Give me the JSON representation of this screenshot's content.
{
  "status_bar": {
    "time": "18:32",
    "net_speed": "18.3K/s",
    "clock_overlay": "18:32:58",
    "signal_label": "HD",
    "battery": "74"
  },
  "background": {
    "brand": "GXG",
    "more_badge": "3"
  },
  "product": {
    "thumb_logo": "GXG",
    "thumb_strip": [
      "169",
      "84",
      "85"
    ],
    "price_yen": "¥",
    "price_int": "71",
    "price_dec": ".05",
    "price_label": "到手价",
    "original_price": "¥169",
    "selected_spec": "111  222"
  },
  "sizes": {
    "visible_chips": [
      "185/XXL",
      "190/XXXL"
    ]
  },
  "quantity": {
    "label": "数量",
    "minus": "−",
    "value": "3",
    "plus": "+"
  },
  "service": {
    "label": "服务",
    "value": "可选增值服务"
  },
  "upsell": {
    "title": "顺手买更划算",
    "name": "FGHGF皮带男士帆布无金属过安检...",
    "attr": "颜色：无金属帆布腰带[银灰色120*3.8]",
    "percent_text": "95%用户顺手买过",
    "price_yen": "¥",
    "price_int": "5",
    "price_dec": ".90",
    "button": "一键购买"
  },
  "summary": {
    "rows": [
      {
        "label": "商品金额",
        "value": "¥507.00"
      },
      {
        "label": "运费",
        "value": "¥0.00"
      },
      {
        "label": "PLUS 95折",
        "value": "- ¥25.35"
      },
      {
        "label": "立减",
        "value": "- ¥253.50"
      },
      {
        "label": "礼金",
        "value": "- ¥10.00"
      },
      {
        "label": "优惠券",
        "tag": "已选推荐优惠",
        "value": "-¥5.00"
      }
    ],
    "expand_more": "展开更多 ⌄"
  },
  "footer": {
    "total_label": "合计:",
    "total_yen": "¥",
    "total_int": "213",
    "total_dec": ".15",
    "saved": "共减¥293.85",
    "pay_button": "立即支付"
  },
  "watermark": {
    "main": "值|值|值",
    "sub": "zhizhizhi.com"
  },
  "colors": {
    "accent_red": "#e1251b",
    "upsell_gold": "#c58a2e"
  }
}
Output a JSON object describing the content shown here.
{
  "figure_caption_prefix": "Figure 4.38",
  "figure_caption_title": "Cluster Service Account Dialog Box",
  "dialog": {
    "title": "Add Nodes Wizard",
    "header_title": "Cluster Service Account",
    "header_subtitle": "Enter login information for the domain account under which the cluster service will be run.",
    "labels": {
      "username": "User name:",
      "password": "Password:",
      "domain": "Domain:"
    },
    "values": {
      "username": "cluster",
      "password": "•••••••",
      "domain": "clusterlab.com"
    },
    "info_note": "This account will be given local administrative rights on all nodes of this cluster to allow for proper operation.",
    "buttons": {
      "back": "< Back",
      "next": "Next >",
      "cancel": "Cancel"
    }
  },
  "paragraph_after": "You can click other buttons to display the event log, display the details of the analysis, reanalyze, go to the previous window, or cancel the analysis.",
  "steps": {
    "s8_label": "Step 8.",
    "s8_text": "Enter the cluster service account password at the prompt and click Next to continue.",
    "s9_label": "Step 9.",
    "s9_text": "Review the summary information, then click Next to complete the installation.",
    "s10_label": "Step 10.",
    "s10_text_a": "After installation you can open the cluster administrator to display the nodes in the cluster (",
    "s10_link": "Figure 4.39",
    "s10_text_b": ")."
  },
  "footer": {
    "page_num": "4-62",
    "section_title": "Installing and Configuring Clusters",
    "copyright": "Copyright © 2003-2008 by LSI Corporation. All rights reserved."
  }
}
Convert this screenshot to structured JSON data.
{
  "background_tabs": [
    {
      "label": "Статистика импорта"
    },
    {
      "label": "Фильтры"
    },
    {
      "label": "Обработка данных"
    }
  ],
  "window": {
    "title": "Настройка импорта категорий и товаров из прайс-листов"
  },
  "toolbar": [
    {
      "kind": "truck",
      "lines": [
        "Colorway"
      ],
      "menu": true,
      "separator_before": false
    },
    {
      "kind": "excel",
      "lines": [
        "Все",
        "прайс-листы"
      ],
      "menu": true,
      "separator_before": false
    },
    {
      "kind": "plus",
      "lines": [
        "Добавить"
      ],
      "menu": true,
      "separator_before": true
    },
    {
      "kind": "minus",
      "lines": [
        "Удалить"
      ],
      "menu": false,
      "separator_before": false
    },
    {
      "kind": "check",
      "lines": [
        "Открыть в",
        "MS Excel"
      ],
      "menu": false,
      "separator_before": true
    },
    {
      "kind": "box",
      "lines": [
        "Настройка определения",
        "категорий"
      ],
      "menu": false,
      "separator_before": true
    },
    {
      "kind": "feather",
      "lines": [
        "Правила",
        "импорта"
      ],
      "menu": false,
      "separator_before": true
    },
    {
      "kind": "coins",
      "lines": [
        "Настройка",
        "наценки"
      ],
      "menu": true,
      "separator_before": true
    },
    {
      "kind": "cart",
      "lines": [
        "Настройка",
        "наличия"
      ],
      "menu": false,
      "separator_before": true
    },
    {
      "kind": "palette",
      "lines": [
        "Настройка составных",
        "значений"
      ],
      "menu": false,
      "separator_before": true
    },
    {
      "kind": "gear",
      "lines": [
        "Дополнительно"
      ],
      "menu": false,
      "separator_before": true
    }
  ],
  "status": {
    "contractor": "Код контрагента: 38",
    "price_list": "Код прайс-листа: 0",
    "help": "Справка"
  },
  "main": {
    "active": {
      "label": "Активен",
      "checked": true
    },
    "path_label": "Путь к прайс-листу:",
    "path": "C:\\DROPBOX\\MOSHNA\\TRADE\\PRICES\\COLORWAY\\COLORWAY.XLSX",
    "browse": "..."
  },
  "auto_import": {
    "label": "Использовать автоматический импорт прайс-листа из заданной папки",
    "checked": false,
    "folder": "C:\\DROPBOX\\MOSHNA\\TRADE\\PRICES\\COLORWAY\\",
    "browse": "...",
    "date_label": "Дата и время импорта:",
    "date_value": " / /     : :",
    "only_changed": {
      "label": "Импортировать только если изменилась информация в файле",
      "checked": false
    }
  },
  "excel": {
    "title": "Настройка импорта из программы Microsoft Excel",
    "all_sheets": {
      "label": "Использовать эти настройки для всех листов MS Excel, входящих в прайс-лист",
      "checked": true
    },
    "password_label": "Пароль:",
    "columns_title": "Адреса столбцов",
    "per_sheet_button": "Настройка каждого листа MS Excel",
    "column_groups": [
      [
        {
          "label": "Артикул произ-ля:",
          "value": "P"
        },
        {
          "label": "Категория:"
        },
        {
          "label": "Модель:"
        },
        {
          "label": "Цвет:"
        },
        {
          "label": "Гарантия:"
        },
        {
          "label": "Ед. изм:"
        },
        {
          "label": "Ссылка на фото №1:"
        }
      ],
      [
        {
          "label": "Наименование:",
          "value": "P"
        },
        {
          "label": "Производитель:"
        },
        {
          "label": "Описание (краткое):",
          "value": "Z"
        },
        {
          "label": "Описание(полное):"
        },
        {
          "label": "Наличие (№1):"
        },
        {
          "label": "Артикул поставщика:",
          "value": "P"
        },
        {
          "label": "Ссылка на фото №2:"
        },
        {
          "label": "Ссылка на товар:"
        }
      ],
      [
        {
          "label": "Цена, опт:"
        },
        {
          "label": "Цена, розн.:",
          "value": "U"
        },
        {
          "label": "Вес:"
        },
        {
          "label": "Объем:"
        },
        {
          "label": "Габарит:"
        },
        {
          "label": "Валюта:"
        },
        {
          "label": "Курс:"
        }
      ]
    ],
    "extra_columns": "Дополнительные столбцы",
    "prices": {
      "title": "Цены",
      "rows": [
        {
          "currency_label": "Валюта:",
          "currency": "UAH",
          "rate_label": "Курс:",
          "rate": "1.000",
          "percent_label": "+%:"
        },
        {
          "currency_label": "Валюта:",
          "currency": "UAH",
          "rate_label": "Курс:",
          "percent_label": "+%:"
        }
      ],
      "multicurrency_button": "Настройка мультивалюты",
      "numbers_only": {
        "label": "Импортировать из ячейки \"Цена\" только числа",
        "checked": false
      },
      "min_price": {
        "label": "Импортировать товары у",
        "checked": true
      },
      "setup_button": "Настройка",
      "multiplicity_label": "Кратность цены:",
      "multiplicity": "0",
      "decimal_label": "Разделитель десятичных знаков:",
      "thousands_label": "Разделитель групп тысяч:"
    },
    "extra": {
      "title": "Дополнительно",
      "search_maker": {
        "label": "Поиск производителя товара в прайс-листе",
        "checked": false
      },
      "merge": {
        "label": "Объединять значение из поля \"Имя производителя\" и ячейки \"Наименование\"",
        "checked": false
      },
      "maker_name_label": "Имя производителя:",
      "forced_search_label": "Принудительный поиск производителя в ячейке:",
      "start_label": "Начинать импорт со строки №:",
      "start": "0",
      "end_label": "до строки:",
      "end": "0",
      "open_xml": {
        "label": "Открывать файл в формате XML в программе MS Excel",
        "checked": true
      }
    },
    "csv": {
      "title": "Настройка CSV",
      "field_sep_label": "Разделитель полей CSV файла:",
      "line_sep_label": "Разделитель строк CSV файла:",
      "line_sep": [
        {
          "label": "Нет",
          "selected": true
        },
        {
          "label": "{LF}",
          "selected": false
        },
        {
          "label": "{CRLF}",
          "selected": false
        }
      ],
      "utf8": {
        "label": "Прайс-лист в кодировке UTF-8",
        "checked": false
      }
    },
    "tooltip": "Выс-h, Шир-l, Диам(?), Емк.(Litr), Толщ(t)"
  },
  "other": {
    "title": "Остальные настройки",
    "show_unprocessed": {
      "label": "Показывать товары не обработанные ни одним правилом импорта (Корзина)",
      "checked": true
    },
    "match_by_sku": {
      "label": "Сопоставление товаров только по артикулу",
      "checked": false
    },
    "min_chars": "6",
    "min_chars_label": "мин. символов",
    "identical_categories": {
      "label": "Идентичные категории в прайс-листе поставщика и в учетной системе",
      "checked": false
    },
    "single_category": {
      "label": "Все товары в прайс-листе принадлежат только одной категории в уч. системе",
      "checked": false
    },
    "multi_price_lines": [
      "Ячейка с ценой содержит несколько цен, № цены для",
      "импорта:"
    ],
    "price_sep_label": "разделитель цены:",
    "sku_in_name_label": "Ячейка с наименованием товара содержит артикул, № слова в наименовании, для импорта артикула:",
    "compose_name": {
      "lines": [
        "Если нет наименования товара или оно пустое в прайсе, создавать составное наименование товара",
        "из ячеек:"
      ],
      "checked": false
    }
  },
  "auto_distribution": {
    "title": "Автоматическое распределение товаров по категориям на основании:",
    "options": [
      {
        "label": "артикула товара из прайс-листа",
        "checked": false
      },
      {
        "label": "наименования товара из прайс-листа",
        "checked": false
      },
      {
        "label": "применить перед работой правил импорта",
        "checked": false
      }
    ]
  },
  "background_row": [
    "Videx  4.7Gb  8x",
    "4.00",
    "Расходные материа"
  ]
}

▬▬▬▬▬▬

• _Exercise goal_
In how many lines of the data does the string "content" appear? Give only the number.

• _Output below_
2